__GOAL OF THE EXERCISE__
Please transcribe the listing below in full and word for word, without its pictures.

--- begin EXERCISE INPUT ---

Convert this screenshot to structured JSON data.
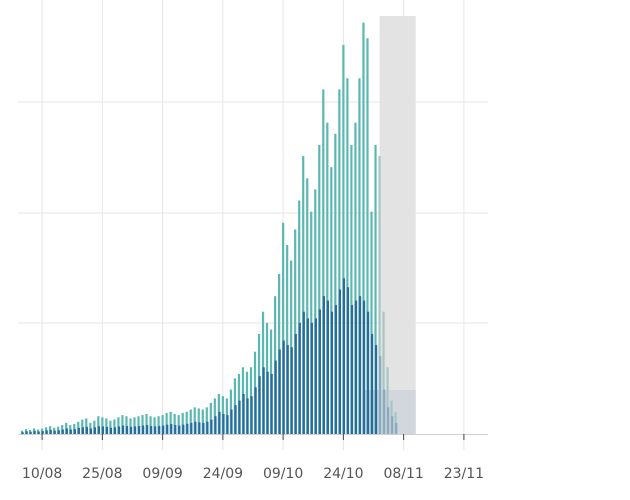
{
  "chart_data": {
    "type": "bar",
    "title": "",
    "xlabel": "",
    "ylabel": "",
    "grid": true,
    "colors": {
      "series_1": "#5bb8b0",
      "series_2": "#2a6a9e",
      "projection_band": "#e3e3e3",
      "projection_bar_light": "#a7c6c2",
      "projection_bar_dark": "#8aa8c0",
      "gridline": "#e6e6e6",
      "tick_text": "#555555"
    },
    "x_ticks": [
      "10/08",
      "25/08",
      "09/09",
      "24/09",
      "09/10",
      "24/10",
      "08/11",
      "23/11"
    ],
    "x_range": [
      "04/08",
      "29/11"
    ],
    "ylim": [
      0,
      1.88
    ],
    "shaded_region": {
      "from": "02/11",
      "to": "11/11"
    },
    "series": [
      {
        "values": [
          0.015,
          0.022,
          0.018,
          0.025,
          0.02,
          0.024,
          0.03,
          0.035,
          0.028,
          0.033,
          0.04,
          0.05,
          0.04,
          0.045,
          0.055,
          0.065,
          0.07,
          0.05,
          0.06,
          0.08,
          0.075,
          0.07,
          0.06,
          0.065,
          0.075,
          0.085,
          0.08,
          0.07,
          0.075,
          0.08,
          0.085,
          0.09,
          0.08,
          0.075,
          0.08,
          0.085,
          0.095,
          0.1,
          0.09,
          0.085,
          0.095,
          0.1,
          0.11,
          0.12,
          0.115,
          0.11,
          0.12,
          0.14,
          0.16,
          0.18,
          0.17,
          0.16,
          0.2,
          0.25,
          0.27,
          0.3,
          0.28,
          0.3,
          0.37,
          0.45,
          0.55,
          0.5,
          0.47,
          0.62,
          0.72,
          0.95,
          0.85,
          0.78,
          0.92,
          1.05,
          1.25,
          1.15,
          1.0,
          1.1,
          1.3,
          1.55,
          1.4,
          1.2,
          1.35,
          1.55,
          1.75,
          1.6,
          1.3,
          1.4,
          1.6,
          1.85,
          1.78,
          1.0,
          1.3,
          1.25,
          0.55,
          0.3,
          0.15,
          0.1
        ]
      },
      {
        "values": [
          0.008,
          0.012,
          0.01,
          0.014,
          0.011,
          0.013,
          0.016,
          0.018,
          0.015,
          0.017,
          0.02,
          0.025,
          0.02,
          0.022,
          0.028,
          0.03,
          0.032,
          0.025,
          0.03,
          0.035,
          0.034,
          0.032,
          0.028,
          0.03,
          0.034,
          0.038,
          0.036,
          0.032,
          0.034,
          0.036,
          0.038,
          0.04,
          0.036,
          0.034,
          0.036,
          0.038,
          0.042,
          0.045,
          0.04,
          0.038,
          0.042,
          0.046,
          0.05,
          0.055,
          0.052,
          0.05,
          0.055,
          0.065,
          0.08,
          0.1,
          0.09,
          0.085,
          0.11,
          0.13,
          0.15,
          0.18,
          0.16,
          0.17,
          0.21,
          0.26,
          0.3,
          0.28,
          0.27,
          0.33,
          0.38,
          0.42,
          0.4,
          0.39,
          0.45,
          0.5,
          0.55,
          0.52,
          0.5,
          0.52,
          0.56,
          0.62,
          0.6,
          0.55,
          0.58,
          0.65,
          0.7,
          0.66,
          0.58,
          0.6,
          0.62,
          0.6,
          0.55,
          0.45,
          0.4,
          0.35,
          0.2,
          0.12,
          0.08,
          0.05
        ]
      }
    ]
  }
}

--- end EXERCISE INPUT ---

__EXERCISE ANSWER__
Convert this screenshot to structured JSON data.
{
  "chart_data": {
    "type": "bar",
    "title": "",
    "xlabel": "",
    "ylabel": "",
    "grid": true,
    "colors": {
      "series_1": "#5bb8b0",
      "series_2": "#2a6a9e",
      "projection_band": "#e3e3e3",
      "projection_bar_light": "#a7c6c2",
      "projection_bar_dark": "#8aa8c0",
      "gridline": "#e6e6e6",
      "tick_text": "#555555"
    },
    "x_ticks": [
      "10/08",
      "25/08",
      "09/09",
      "24/09",
      "09/10",
      "24/10",
      "08/11",
      "23/11"
    ],
    "x_range": [
      "04/08",
      "29/11"
    ],
    "ylim": [
      0,
      1.88
    ],
    "shaded_region": {
      "from": "02/11",
      "to": "11/11"
    },
    "series": [
      {
        "values": [
          0.015,
          0.022,
          0.018,
          0.025,
          0.02,
          0.024,
          0.03,
          0.035,
          0.028,
          0.033,
          0.04,
          0.05,
          0.04,
          0.045,
          0.055,
          0.065,
          0.07,
          0.05,
          0.06,
          0.08,
          0.075,
          0.07,
          0.06,
          0.065,
          0.075,
          0.085,
          0.08,
          0.07,
          0.075,
          0.08,
          0.085,
          0.09,
          0.08,
          0.075,
          0.08,
          0.085,
          0.095,
          0.1,
          0.09,
          0.085,
          0.095,
          0.1,
          0.11,
          0.12,
          0.115,
          0.11,
          0.12,
          0.14,
          0.16,
          0.18,
          0.17,
          0.16,
          0.2,
          0.25,
          0.27,
          0.3,
          0.28,
          0.3,
          0.37,
          0.45,
          0.55,
          0.5,
          0.47,
          0.62,
          0.72,
          0.95,
          0.85,
          0.78,
          0.92,
          1.05,
          1.25,
          1.15,
          1.0,
          1.1,
          1.3,
          1.55,
          1.4,
          1.2,
          1.35,
          1.55,
          1.75,
          1.6,
          1.3,
          1.4,
          1.6,
          1.85,
          1.78,
          1.0,
          1.3,
          1.25,
          0.55,
          0.3,
          0.15,
          0.1
        ]
      },
      {
        "values": [
          0.008,
          0.012,
          0.01,
          0.014,
          0.011,
          0.013,
          0.016,
          0.018,
          0.015,
          0.017,
          0.02,
          0.025,
          0.02,
          0.022,
          0.028,
          0.03,
          0.032,
          0.025,
          0.03,
          0.035,
          0.034,
          0.032,
          0.028,
          0.03,
          0.034,
          0.038,
          0.036,
          0.032,
          0.034,
          0.036,
          0.038,
          0.04,
          0.036,
          0.034,
          0.036,
          0.038,
          0.042,
          0.045,
          0.04,
          0.038,
          0.042,
          0.046,
          0.05,
          0.055,
          0.052,
          0.05,
          0.055,
          0.065,
          0.08,
          0.1,
          0.09,
          0.085,
          0.11,
          0.13,
          0.15,
          0.18,
          0.16,
          0.17,
          0.21,
          0.26,
          0.3,
          0.28,
          0.27,
          0.33,
          0.38,
          0.42,
          0.4,
          0.39,
          0.45,
          0.5,
          0.55,
          0.52,
          0.5,
          0.52,
          0.56,
          0.62,
          0.6,
          0.55,
          0.58,
          0.65,
          0.7,
          0.66,
          0.58,
          0.6,
          0.62,
          0.6,
          0.55,
          0.45,
          0.4,
          0.35,
          0.2,
          0.12,
          0.08,
          0.05
        ]
      }
    ]
  }
}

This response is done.